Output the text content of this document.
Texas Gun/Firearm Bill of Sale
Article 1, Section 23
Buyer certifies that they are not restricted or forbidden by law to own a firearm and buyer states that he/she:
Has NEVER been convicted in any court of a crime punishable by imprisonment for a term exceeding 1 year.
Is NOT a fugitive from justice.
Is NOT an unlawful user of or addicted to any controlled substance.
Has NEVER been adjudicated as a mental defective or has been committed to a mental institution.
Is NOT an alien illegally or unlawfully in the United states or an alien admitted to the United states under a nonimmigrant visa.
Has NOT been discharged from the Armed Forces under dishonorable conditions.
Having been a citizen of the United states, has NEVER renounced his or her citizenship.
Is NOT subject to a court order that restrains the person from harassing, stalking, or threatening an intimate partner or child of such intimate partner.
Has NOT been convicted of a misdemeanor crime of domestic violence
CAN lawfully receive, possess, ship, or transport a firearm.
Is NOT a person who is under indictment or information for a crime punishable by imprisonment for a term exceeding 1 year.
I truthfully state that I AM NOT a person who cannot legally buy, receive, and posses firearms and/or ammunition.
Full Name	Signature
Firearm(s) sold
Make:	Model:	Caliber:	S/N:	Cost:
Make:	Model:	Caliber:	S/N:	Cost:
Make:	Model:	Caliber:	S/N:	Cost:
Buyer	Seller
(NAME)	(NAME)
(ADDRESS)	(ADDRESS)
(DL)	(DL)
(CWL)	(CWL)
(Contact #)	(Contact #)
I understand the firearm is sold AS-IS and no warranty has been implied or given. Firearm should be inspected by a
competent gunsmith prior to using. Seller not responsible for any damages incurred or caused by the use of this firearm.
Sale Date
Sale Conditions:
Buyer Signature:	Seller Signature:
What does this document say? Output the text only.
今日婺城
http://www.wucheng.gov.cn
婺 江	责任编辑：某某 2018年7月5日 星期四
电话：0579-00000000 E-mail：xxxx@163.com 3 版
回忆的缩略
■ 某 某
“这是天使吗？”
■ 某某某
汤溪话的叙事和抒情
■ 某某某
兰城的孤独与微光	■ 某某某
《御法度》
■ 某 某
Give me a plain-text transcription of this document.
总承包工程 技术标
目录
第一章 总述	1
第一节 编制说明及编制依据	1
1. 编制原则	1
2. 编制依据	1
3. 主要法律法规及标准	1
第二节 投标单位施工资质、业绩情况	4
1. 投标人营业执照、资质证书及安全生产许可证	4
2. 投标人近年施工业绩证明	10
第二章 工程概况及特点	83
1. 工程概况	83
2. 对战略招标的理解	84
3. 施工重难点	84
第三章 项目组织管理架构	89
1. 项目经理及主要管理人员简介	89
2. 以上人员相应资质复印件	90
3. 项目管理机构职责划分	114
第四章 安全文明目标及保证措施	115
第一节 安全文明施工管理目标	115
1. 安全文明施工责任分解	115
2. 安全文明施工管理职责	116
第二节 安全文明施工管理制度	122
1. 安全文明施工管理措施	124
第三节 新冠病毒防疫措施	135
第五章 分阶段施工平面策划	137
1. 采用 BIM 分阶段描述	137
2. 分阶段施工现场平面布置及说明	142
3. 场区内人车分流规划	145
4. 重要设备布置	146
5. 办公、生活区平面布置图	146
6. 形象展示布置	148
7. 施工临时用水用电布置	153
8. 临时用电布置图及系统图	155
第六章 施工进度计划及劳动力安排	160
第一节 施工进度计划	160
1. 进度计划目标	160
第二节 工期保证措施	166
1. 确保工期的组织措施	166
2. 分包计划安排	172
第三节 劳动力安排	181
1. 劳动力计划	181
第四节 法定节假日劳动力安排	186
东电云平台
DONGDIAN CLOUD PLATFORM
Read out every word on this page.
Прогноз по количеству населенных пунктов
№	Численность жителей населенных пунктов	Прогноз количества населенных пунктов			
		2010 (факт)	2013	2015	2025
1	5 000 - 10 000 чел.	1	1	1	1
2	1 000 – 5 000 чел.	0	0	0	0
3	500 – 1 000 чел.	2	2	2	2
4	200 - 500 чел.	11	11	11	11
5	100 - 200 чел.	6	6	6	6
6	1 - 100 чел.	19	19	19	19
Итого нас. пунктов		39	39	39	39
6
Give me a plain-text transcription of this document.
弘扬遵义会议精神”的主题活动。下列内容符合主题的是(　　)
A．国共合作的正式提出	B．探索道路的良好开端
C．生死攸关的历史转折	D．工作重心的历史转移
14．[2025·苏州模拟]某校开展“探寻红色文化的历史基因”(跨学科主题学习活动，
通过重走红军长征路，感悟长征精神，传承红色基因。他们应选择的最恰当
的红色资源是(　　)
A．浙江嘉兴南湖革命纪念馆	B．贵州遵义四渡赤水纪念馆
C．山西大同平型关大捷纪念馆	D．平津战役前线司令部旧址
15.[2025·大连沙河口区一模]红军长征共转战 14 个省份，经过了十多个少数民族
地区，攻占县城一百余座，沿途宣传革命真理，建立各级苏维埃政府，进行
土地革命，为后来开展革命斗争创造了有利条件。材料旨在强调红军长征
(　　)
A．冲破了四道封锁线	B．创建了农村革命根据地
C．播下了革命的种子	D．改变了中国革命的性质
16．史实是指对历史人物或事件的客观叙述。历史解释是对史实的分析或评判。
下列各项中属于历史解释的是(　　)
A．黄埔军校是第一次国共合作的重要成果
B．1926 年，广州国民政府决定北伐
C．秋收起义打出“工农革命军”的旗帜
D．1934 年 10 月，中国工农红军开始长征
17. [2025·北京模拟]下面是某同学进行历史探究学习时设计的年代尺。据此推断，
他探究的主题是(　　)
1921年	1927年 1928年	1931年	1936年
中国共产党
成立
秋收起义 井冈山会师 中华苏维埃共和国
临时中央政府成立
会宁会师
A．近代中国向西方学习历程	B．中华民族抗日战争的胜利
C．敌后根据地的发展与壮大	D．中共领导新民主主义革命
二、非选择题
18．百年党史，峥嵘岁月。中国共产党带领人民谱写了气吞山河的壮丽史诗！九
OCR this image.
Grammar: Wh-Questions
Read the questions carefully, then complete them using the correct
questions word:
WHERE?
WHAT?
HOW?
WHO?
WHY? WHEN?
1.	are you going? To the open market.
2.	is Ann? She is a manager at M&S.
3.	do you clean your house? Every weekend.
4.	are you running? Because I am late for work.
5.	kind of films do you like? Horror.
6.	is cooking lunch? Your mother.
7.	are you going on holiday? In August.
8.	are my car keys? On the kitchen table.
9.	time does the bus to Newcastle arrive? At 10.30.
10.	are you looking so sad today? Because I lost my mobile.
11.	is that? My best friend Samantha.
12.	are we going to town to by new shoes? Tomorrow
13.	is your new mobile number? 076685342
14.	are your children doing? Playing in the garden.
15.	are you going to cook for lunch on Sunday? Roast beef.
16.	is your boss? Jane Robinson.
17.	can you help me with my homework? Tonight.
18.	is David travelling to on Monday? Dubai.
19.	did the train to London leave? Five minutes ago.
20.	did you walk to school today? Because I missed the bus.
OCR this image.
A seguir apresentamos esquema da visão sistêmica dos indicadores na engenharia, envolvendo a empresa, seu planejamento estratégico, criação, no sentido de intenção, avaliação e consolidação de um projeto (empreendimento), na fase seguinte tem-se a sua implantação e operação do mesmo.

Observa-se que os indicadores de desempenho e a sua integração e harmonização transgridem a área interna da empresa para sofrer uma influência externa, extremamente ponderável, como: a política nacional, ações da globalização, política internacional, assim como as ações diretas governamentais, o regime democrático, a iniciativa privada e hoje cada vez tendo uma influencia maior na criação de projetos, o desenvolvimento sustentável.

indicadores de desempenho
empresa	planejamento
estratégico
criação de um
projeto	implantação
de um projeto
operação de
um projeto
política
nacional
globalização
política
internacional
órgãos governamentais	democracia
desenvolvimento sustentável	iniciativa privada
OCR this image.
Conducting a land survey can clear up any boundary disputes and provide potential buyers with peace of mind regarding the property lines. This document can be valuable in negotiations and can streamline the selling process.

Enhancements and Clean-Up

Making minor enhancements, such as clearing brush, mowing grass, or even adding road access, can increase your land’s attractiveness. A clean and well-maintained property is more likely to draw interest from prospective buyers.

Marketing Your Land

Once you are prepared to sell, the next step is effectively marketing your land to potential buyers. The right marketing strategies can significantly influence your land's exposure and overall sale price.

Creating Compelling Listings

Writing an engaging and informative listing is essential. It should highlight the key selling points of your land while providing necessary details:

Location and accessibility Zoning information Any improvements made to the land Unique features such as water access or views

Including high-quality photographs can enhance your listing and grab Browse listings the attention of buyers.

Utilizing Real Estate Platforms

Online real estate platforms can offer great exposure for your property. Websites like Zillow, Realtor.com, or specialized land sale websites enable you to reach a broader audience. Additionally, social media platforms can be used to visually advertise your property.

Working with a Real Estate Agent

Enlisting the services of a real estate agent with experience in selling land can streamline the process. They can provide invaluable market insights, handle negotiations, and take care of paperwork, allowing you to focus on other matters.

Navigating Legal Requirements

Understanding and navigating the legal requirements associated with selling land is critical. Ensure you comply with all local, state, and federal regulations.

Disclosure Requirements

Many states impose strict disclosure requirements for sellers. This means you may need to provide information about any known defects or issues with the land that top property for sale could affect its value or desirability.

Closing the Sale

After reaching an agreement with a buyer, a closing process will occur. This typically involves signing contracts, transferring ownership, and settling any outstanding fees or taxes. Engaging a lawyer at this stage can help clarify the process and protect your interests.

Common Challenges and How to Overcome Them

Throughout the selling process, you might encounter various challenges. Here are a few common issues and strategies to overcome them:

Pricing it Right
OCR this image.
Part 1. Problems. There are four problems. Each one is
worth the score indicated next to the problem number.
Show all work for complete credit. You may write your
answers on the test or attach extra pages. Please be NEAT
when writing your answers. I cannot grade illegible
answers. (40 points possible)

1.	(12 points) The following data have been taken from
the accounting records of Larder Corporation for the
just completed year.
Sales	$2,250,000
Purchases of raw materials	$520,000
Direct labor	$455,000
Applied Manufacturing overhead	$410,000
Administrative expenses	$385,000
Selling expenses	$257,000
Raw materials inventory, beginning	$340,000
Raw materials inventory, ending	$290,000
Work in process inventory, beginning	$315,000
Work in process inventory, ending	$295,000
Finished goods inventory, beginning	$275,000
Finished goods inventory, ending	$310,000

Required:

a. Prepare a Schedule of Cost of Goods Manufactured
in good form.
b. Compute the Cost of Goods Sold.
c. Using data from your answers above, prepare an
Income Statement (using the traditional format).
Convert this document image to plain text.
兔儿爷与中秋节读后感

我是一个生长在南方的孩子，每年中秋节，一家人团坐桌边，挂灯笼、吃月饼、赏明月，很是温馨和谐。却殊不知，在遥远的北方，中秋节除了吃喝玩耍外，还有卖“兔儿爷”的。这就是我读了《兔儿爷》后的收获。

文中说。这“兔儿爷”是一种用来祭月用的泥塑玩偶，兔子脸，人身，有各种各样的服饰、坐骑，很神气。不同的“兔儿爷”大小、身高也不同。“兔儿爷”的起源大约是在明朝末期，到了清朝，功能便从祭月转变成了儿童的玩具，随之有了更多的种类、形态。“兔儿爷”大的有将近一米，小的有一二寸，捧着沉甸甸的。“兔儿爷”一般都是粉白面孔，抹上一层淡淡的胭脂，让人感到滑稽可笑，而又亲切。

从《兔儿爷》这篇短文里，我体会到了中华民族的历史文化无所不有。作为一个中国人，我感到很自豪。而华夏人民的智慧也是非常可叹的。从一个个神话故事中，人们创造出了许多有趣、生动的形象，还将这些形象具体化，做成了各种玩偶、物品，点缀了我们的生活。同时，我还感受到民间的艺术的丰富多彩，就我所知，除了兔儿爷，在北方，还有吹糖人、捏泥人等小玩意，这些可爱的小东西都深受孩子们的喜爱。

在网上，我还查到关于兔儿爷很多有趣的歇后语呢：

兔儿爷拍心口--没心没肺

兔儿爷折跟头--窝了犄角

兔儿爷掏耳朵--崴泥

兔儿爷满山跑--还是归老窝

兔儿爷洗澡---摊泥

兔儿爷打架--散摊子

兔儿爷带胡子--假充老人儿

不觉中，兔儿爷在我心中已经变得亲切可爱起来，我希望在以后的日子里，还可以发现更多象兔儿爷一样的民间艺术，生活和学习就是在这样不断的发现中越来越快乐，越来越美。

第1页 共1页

§ §

■ What to produce ■
In the records above, locate each line with the word "materials". Copy all such lines.

■ Exercise output ■
Purchases of raw materials	$520,000
Raw materials inventory, beginning	$340,000
Raw materials inventory, ending	$290,000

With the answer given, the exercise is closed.